--- start of SOURCE DATA ---

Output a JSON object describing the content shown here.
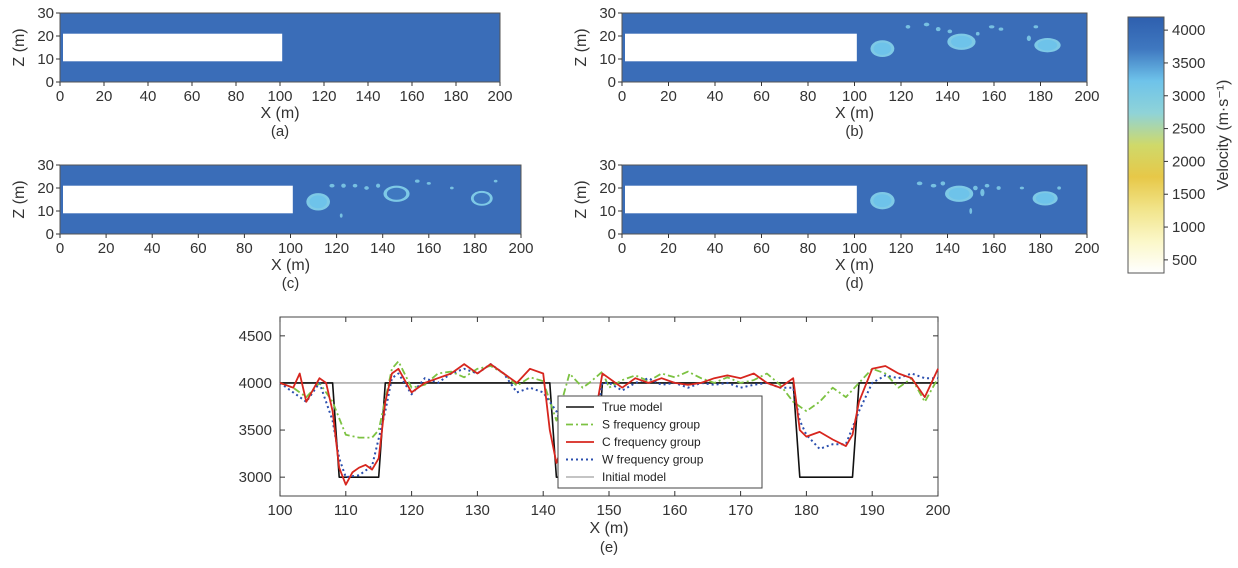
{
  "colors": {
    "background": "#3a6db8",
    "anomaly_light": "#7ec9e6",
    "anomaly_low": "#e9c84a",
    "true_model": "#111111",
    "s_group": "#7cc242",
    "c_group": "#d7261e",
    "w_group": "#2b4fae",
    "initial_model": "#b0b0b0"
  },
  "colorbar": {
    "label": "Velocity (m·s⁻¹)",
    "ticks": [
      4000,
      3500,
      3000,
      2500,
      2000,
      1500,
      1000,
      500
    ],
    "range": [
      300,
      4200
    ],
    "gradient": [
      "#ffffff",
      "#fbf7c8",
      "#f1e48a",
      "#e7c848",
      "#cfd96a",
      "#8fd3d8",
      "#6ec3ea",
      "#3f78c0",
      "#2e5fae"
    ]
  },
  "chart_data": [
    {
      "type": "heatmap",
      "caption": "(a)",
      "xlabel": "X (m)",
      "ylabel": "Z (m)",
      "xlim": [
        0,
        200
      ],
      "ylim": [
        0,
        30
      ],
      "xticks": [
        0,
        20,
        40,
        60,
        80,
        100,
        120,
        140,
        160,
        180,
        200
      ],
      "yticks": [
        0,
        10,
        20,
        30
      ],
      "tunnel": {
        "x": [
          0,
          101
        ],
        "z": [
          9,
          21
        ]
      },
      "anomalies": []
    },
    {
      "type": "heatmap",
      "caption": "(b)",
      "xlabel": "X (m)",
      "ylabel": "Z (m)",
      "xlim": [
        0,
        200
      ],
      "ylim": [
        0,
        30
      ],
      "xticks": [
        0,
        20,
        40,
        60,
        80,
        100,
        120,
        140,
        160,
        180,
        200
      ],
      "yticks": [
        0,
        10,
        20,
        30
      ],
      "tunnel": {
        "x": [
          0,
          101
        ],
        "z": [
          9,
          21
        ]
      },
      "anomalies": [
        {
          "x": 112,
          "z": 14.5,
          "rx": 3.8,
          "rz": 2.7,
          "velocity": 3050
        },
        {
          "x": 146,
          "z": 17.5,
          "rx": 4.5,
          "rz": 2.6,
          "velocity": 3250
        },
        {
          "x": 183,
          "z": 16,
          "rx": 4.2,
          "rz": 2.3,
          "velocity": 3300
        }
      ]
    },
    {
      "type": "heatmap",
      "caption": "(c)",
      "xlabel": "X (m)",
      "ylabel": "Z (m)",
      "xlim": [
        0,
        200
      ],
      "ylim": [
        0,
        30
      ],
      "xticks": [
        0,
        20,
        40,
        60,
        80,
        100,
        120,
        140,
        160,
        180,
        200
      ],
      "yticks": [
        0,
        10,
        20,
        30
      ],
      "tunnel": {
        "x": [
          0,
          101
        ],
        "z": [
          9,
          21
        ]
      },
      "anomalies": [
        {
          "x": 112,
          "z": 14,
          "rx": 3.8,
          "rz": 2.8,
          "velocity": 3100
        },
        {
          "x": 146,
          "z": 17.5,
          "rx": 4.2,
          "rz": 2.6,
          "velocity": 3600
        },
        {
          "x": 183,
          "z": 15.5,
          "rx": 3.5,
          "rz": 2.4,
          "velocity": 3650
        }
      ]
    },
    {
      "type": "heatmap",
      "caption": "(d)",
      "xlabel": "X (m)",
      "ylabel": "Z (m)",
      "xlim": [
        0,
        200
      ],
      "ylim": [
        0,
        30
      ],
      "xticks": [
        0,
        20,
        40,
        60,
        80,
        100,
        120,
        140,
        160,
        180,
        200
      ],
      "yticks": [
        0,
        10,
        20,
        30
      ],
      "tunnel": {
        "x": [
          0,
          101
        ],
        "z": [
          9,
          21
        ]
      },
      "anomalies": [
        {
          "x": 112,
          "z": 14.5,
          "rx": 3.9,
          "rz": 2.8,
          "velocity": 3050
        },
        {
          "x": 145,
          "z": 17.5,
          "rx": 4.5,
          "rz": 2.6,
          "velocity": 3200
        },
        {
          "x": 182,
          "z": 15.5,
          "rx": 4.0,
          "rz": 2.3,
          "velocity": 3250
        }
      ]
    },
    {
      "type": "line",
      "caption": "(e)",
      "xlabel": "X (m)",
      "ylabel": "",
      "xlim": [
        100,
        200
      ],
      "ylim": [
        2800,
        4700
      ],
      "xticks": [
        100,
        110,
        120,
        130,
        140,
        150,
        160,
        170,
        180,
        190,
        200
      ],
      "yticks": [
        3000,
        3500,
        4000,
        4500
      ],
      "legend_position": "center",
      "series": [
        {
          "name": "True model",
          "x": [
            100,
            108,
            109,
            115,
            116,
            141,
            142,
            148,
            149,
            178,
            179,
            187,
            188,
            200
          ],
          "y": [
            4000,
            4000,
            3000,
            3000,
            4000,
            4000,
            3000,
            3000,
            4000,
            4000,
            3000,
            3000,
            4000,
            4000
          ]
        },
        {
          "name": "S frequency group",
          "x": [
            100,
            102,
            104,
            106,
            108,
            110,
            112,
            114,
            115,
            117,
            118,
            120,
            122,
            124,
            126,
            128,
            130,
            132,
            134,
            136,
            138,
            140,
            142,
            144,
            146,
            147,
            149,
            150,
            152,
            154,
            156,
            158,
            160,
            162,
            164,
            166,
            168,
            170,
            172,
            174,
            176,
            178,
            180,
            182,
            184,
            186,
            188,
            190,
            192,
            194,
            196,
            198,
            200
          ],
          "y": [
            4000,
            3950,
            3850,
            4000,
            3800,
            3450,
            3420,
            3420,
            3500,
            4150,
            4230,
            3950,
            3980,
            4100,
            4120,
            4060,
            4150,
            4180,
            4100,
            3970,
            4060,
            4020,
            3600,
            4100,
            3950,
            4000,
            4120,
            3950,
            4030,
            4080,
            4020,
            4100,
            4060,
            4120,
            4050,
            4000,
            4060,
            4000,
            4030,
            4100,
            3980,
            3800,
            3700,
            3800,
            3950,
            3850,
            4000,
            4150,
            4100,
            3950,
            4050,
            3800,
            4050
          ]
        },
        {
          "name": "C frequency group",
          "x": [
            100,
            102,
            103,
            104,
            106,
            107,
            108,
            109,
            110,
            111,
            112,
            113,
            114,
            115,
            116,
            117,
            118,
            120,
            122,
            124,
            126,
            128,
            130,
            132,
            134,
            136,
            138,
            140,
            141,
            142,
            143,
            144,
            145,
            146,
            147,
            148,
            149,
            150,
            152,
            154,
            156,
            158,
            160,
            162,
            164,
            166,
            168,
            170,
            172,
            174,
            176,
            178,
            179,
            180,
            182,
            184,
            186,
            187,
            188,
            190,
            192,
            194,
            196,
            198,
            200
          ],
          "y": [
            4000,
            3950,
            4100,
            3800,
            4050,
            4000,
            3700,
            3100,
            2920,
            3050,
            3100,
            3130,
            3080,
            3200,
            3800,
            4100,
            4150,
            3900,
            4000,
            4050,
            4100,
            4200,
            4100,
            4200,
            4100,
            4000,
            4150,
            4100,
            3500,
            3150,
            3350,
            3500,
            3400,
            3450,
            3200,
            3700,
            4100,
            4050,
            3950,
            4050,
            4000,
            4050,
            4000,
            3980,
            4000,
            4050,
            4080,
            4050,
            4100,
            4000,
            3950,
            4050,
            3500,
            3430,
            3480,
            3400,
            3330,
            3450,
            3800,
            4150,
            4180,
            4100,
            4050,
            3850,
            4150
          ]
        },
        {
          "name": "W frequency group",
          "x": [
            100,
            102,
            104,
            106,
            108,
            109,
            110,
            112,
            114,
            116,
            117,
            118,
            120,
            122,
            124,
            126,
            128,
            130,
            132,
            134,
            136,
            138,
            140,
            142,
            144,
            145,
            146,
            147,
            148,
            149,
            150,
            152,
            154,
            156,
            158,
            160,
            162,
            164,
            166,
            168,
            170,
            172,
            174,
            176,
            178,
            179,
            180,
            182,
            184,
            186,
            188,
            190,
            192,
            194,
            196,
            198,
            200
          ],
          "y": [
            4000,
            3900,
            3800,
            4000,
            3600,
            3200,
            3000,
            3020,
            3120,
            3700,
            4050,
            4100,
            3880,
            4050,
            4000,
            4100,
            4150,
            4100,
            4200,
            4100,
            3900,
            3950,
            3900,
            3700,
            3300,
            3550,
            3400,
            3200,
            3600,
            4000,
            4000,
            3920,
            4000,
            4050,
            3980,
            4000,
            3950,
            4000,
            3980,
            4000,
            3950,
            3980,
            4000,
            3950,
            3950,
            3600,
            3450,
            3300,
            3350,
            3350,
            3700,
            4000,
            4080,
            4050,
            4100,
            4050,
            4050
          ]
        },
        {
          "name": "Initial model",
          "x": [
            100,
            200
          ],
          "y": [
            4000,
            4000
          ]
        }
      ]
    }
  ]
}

--- end of SOURCE DATA ---

_REQUIREMENTS_.
Report only a number: how many lines in the material above contain the string "name".

_CORRECT OUTPUT_.
5